It is essential that the insurance industry delivers the results that governments and the community expect. The reputation of the insurance industry depends on it and I am confident that national tort law reform will provide the basis for a stable and predictable market for liability lines of insurance.

Are Plaintiffs' rights Impacted?

Understandably, concerns have been raised about whether proposals such as those contained in the Ipp report will impact unfairly on plaintiffs' rights.

In considering this question, it is important to note that relatively speaking, personal injury law provides very generous compensation to a very small proportion of the population at considerable expense to the rest of the community.

There is an overwhelming consumer interest in restoring the balance in a system where, at present, the benefits disproportionately favour the few. Only a very small proportion of deaths or injury result in the payment of compensation. The vast majority of those who are injured have to rely on their own resources and on other sources of assistance, notably social security.

Collected data

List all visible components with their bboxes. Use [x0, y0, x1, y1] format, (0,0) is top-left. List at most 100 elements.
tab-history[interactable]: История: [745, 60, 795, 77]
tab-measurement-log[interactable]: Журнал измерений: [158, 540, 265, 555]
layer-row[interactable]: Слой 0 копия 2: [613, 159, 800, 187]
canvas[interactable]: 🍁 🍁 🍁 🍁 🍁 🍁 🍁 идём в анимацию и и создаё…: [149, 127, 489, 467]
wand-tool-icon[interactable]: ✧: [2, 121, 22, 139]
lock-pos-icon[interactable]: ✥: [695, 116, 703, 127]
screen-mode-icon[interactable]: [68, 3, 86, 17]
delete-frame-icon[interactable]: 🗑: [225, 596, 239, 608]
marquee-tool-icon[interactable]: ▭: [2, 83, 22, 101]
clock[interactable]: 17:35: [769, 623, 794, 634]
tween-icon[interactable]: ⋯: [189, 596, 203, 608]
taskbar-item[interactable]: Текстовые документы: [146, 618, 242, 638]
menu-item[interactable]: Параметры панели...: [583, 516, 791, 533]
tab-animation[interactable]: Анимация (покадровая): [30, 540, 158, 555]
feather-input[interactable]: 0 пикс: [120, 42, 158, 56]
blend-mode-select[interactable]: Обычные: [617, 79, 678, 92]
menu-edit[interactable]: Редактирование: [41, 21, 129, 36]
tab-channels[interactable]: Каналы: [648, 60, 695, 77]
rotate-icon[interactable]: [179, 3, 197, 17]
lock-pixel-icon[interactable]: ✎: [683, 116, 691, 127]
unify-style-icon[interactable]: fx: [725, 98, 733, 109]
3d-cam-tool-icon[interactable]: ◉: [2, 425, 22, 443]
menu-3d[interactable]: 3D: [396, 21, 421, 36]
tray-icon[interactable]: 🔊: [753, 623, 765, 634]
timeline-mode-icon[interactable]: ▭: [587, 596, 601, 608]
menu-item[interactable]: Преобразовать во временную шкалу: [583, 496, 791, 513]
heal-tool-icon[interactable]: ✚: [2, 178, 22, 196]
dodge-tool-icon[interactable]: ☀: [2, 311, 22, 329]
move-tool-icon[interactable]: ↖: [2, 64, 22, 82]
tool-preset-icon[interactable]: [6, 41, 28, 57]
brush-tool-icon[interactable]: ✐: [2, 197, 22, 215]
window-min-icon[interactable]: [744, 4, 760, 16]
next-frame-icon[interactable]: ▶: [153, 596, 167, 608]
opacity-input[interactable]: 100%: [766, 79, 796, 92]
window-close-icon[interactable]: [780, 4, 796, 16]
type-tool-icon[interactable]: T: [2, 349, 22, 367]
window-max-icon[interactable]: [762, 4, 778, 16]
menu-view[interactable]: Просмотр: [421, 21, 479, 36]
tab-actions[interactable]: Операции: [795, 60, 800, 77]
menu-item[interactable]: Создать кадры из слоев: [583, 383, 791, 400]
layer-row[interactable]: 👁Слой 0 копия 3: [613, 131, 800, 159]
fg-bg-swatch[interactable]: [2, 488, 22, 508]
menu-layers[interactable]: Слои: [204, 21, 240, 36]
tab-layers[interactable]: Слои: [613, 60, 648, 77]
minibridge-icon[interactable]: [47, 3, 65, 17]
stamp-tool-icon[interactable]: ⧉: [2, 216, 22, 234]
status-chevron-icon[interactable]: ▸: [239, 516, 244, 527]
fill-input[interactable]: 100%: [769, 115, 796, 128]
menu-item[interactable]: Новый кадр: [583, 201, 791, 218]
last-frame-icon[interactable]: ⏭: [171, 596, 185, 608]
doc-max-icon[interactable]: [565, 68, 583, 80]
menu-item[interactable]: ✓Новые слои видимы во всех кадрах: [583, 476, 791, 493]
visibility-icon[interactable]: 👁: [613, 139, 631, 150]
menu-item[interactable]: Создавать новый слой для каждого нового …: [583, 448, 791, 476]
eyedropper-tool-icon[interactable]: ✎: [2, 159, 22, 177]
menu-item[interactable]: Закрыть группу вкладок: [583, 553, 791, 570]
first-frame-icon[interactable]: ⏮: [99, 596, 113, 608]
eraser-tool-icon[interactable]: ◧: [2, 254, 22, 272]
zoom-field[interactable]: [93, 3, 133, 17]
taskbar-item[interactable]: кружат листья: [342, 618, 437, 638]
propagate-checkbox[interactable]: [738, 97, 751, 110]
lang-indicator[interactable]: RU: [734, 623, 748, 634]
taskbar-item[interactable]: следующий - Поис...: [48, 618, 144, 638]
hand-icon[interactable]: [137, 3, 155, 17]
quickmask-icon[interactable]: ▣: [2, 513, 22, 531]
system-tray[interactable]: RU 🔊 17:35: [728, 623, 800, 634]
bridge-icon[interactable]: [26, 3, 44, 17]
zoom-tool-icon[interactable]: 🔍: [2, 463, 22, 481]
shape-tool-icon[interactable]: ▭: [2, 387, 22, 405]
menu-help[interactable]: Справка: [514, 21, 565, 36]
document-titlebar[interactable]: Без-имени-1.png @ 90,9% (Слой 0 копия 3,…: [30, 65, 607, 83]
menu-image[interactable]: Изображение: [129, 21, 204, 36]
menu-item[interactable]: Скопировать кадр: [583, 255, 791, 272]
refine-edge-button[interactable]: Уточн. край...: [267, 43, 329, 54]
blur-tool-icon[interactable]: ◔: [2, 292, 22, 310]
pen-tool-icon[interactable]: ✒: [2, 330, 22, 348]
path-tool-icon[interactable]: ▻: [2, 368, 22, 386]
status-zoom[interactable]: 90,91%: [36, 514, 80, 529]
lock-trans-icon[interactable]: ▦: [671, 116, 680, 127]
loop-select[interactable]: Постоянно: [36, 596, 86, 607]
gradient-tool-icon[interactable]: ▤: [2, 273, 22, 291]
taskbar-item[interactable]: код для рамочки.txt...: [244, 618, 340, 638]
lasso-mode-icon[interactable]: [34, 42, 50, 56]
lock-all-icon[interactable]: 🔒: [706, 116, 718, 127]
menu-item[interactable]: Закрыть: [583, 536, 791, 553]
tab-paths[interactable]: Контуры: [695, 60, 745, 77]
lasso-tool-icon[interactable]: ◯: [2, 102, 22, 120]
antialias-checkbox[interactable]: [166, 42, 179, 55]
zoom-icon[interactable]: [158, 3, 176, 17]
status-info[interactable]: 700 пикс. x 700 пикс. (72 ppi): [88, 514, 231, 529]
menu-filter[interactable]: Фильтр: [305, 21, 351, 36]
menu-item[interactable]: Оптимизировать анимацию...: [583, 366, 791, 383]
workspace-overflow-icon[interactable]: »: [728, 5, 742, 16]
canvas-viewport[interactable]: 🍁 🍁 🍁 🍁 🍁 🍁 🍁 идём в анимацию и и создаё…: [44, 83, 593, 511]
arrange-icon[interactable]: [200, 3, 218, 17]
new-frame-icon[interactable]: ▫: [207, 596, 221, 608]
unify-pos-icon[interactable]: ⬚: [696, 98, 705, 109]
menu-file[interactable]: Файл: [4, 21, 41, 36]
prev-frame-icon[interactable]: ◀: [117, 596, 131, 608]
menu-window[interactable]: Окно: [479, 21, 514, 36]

■ Work request 1 ■
In the text on tort law reform and plaintiffs' rights, what must the vast majority of injured people rely on?
■ Work request 2 ■
Pick up the text on tort law reform and plaintiffs' rights again, writing on from its final sentence.

■ Task answer 1 ■
They must rely on their own resources and on other sources of assistance, notably social security.

■ Task answer 2 ■
This observation has important implications for proponents of no-fault schemes for compensation. A scheme of this nature would be expected to cost billions of dollars. The much touted New Zealand Accident Compensation Scheme, for example, currently has unfunded liabilities of $3.9 billion in New Zealand dollars. It is not hard to understand why bungee jumping was invented in New Zealand!

A scheme to provide care to those people who are catastrophically injured would cost many billions of dollars per year. Those injured must be adequately cared for - but in the most appropriate, cost effective way.

This is one reason why the Commonwealth Government moved recently to provide concessional tax treatment to structured settlements which provide periodic payments for injured plaintiffs as opposed to lump sums. In fact, long-term care cases are an important driver of costs in the system.

There are occasions when the problem may require a more tailored government response. For example, the Government will shortly be announcing a package for medical indemnity that will include a range of measures to deal with more serious, higher cost claims and a subsidy arrangement for doctors in high-risk specialties.

Solutions to these crises must be balanced between the need for appropriate Government action to secure the outcomes we expect as a society, and the need to manage the costs of doing so. No government has an appetite for socialising the high-cost claims whilst allowing the profit to go to insurers. A better outcome is getting the settings right to ensure the market works more effectively.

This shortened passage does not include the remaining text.